--- start of Dataset ---
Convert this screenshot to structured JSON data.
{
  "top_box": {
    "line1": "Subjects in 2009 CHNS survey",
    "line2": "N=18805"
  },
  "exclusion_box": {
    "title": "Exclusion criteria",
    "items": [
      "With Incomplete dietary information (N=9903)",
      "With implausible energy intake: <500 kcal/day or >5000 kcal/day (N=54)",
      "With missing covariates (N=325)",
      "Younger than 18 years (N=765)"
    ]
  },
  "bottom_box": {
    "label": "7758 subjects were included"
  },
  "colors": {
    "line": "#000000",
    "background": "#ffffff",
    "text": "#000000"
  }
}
--- end of Dataset ---
◆ Problem details:
Find each line holding the string "With" and copy it out.

◆ Output for this exercise:
      "With Incomplete dietary information (N=9903)",
      "With implausible energy intake: <500 kcal/day or >5000 kcal/day (N=54)",
      "With missing covariates (N=325)",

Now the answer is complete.